WRITTEN REQUEST — Starting at the line with "Output the text content of this document.", transcribe each line through the final one, both included, and add nothing.
--- Start of RECORDS SHOWN ---
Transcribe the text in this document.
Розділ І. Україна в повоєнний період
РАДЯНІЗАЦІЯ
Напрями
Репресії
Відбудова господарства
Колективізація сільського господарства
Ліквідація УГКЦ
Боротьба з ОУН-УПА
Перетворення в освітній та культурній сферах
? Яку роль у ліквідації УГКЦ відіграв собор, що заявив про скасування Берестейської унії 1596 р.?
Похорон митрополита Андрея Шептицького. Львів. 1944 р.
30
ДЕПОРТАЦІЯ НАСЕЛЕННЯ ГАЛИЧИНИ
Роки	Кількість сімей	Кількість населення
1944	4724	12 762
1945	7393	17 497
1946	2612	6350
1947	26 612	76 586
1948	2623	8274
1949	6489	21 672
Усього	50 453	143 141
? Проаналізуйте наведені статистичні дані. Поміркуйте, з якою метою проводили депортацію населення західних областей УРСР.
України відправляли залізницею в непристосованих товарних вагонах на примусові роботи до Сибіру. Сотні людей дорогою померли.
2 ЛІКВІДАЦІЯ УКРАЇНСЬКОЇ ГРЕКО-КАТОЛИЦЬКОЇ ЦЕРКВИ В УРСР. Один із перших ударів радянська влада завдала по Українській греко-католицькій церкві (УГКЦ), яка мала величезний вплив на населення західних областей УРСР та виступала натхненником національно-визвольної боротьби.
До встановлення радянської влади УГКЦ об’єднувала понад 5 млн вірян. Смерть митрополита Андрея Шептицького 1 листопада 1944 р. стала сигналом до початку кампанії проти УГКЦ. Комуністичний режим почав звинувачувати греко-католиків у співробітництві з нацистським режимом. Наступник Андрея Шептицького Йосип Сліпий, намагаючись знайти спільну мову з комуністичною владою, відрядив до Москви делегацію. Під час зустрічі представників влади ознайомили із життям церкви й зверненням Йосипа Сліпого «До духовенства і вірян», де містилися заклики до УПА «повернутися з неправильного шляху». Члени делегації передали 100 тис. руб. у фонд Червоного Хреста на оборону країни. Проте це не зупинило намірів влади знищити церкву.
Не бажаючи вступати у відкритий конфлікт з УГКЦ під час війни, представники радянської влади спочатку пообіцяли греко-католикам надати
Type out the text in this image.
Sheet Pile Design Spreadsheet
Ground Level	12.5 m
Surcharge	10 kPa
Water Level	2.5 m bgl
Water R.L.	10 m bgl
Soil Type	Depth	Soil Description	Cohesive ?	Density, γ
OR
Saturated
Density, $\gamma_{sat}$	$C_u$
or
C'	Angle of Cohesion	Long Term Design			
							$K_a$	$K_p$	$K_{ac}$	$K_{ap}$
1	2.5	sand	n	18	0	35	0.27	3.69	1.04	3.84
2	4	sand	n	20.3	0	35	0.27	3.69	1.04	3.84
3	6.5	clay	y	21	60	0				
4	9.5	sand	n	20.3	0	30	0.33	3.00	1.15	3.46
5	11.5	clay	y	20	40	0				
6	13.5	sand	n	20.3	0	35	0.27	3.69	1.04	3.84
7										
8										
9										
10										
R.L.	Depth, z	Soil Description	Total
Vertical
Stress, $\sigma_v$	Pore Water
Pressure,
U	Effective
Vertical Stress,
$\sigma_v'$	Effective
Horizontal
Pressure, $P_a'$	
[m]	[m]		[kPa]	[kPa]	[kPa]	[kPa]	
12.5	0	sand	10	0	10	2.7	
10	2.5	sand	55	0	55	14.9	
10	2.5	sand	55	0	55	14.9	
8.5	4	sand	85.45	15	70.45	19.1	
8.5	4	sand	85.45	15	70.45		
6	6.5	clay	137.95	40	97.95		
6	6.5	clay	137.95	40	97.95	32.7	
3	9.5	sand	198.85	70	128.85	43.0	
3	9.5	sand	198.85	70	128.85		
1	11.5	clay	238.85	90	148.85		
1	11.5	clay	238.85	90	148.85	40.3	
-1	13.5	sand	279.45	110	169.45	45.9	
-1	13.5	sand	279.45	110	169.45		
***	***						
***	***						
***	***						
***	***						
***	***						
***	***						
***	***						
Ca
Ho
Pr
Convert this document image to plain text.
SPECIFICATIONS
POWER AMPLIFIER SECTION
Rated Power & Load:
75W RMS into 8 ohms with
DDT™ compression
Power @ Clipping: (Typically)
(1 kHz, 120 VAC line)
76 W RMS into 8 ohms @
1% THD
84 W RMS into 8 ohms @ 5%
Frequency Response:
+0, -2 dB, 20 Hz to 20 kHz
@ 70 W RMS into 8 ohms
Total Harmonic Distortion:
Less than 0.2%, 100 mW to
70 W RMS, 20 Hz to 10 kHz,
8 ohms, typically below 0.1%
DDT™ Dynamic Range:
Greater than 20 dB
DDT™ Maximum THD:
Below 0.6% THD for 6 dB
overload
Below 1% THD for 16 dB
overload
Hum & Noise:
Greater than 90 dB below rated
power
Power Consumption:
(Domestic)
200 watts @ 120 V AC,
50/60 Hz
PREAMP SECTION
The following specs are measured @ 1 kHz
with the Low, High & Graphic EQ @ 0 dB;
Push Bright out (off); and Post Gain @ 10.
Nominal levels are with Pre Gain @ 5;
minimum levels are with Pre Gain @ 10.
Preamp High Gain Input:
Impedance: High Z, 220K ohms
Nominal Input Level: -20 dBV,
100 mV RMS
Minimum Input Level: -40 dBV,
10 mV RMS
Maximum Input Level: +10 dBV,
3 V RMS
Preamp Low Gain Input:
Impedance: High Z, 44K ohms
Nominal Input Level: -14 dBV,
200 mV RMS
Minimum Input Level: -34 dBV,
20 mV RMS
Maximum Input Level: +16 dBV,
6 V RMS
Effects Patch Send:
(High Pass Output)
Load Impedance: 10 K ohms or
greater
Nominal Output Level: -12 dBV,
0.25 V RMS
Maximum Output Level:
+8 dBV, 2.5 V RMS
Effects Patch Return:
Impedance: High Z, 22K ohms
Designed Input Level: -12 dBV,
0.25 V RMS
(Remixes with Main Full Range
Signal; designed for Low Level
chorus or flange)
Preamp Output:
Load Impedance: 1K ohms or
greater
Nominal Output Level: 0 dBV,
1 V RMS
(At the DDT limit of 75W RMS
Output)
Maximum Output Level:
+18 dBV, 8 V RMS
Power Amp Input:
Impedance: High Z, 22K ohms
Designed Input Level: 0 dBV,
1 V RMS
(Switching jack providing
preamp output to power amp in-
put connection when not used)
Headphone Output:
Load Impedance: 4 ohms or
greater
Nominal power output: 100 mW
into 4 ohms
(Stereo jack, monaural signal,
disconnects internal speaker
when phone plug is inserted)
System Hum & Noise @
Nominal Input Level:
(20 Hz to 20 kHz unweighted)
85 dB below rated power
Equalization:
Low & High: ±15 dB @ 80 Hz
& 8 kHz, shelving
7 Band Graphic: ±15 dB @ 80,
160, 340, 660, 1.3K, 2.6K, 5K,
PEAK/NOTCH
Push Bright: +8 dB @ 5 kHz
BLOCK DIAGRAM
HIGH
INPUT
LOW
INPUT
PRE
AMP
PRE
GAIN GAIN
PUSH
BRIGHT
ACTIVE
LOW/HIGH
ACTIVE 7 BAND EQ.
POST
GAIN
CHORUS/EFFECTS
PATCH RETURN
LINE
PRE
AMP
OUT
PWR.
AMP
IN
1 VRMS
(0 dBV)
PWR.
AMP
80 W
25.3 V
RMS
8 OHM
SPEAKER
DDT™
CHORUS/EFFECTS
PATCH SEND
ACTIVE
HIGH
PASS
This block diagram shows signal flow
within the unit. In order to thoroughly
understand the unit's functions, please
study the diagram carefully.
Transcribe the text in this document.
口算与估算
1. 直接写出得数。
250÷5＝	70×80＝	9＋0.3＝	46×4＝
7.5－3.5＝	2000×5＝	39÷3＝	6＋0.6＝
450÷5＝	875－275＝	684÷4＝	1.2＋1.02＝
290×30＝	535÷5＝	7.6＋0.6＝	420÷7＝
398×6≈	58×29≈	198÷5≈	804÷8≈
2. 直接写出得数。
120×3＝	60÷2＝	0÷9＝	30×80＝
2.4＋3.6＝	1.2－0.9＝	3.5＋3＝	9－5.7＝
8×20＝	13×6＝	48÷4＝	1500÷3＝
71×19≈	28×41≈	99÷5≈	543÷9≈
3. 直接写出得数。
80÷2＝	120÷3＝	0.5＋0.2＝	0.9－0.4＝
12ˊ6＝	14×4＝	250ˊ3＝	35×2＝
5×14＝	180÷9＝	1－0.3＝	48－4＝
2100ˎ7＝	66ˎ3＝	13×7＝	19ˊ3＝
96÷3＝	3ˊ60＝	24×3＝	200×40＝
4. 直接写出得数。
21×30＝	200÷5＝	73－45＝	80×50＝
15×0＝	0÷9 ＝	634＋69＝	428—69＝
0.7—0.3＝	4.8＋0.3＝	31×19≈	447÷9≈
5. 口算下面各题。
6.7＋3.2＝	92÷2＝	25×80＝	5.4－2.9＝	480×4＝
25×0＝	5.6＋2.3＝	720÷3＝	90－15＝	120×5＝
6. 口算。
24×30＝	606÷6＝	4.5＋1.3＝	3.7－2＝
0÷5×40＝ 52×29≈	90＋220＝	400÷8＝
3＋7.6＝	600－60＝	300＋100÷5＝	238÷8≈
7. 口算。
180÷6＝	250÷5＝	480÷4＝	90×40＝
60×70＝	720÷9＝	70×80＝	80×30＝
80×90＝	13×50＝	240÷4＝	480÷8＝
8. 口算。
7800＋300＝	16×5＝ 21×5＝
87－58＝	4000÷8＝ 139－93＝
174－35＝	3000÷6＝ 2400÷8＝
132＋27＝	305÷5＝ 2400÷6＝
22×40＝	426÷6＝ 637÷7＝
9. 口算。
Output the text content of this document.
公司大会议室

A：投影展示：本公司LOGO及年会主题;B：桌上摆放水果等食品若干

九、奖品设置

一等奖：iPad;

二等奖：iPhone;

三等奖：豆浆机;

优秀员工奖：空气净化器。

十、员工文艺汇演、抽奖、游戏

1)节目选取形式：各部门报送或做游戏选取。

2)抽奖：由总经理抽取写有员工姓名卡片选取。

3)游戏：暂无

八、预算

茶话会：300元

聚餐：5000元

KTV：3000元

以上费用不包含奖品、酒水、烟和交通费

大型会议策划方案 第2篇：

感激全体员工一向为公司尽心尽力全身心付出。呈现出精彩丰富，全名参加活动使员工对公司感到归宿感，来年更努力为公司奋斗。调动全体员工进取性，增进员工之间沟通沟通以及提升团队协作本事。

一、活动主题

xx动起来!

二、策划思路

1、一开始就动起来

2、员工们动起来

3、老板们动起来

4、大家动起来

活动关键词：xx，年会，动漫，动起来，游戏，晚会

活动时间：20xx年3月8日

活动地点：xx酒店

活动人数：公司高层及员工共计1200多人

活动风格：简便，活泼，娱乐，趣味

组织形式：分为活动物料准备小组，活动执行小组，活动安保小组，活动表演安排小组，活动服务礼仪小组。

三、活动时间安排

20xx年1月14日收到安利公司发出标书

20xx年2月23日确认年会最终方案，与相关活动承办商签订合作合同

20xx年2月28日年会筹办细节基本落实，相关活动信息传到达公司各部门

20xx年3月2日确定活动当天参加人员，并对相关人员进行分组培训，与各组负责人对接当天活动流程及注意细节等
--- End of RECORDS SHOWN ---
WORKED SOLUTION —
Output the text content of this document.
公司大会议室

A：投影展示：本公司LOGO及年会主题;B：桌上摆放水果等食品若干

九、奖品设置

一等奖：iPad;

二等奖：iPhone;

三等奖：豆浆机;

优秀员工奖：空气净化器。

十、员工文艺汇演、抽奖、游戏

1)节目选取形式：各部门报送或做游戏选取。

2)抽奖：由总经理抽取写有员工姓名卡片选取。

3)游戏：暂无

八、预算

茶话会：300元

聚餐：5000元

KTV：3000元

以上费用不包含奖品、酒水、烟和交通费

大型会议策划方案 第2篇：

感激全体员工一向为公司尽心尽力全身心付出。呈现出精彩丰富，全名参加活动使员工对公司感到归宿感，来年更努力为公司奋斗。调动全体员工进取性，增进员工之间沟通沟通以及提升团队协作本事。

一、活动主题

xx动起来!

二、策划思路

1、一开始就动起来

2、员工们动起来

3、老板们动起来

4、大家动起来

活动关键词：xx，年会，动漫，动起来，游戏，晚会

活动时间：20xx年3月8日

活动地点：xx酒店

活动人数：公司高层及员工共计1200多人

活动风格：简便，活泼，娱乐，趣味

组织形式：分为活动物料准备小组，活动执行小组，活动安保小组，活动表演安排小组，活动服务礼仪小组。

三、活动时间安排

20xx年1月14日收到安利公司发出标书

20xx年2月23日确认年会最终方案，与相关活动承办商签订合作合同

20xx年2月28日年会筹办细节基本落实，相关活动信息传到达公司各部门

20xx年3月2日确定活动当天参加人员，并对相关人员进行分组培训，与各组负责人对接当天活动流程及注意细节等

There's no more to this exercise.